Problem statement:
Give back the full listing verbatim, apart from its images.

[start]

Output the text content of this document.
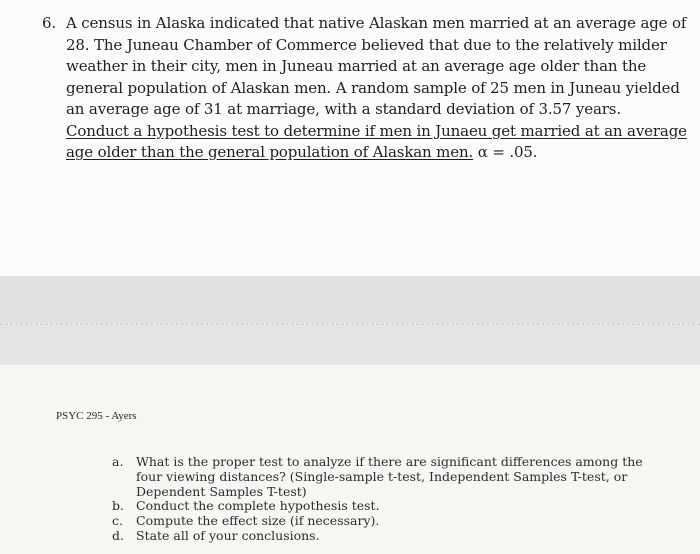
6. A census in Alaska indicated that native Alaskan men married at an average age of 28. The Juneau Chamber of Commerce believed that due to the relatively milder weather in their city, men in Juneau married at an average age older than the general population of Alaskan men. A random sample of 25 men in Juneau yielded an average age of 31 at marriage, with a standard deviation of 3.57 years. Conduct a hypothesis test to determine if men in Junaeu get married at an average age older than the general population of Alaskan men. α = .05.
PSYC 295 - Ayers
a.	What is the proper test to analyze if there are significant differences among the four viewing distances? (Single-sample t-test, Independent Samples T-test, or Dependent Samples T-test)
b. Conduct the complete hypothesis test.
c.	Compute the effect size (if necessary).
d. State all of your conclusions.
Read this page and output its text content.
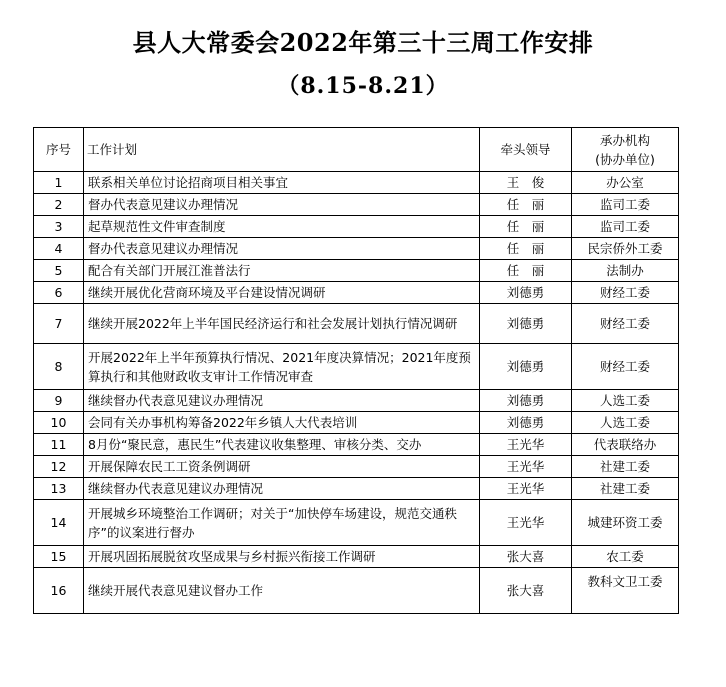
县人大常委会2022年第三十三周工作安排
（8.15-8.21）
序号	工作计划	牵头领导	承办机构
(协办单位)
1	联系相关单位讨论招商项目相关事宜	王　俊	办公室
2	督办代表意见建议办理情况	任　丽	监司工委
3	起草规范性文件审查制度	任　丽	监司工委
4	督办代表意见建议办理情况	任　丽	民宗侨外工委
5	配合有关部门开展江淮普法行	任　丽	法制办
6	继续开展优化营商环境及平台建设情况调研	刘德勇	财经工委
7	继续开展2022年上半年国民经济运行和社会发展计划执行情况调研	刘德勇	财经工委
8	开展2022年上半年预算执行情况、2021年度决算情况；2021年度预算执行和其他财政收支审计工作情况审查	刘德勇	财经工委
9	继续督办代表意见建议办理情况	刘德勇	人选工委
10	会同有关办事机构筹备2022年乡镇人大代表培训	刘德勇	人选工委
11	8月份“聚民意，惠民生”代表建议收集整理、审核分类、交办	王光华	代表联络办
12	开展保障农民工工资条例调研	王光华	社建工委
13	继续督办代表意见建议办理情况	王光华	社建工委
14	开展城乡环境整治工作调研；对关于“加快停车场建设，规范交通秩序”的议案进行督办	王光华	城建环资工委
15	开展巩固拓展脱贫攻坚成果与乡村振兴衔接工作调研	张大喜	农工委
16	继续开展代表意见建议督办工作	张大喜	教科文卫工委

[end]

Reply to the exercise:
Output the text content of this document.
6. A census in Alaska indicated that native Alaskan men married at an average age of 28. The Juneau Chamber of Commerce believed that due to the relatively milder weather in their city, men in Juneau married at an average age older than the general population of Alaskan men. A random sample of 25 men in Juneau yielded an average age of 31 at marriage, with a standard deviation of 3.57 years. Conduct a hypothesis test to determine if men in Junaeu get married at an average age older than the general population of Alaskan men. α = .05.
PSYC 295 - Ayers
a.	What is the proper test to analyze if there are significant differences among the four viewing distances? (Single-sample t-test, Independent Samples T-test, or Dependent Samples T-test)
b. Conduct the complete hypothesis test.
c.	Compute the effect size (if necessary).
d. State all of your conclusions.
Read this page and output its text content.
县人大常委会2022年第三十三周工作安排
（8.15-8.21）
序号	工作计划	牵头领导	承办机构
(协办单位)
1	联系相关单位讨论招商项目相关事宜	王　俊	办公室
2	督办代表意见建议办理情况	任　丽	监司工委
3	起草规范性文件审查制度	任　丽	监司工委
4	督办代表意见建议办理情况	任　丽	民宗侨外工委
5	配合有关部门开展江淮普法行	任　丽	法制办
6	继续开展优化营商环境及平台建设情况调研	刘德勇	财经工委
7	继续开展2022年上半年国民经济运行和社会发展计划执行情况调研	刘德勇	财经工委
8	开展2022年上半年预算执行情况、2021年度决算情况；2021年度预算执行和其他财政收支审计工作情况审查	刘德勇	财经工委
9	继续督办代表意见建议办理情况	刘德勇	人选工委
10	会同有关办事机构筹备2022年乡镇人大代表培训	刘德勇	人选工委
11	8月份“聚民意，惠民生”代表建议收集整理、审核分类、交办	王光华	代表联络办
12	开展保障农民工工资条例调研	王光华	社建工委
13	继续督办代表意见建议办理情况	王光华	社建工委
14	开展城乡环境整治工作调研；对关于“加快停车场建设，规范交通秩序”的议案进行督办	王光华	城建环资工委
15	开展巩固拓展脱贫攻坚成果与乡村振兴衔接工作调研	张大喜	农工委
16	继续开展代表意见建议督办工作	张大喜	教科文卫工委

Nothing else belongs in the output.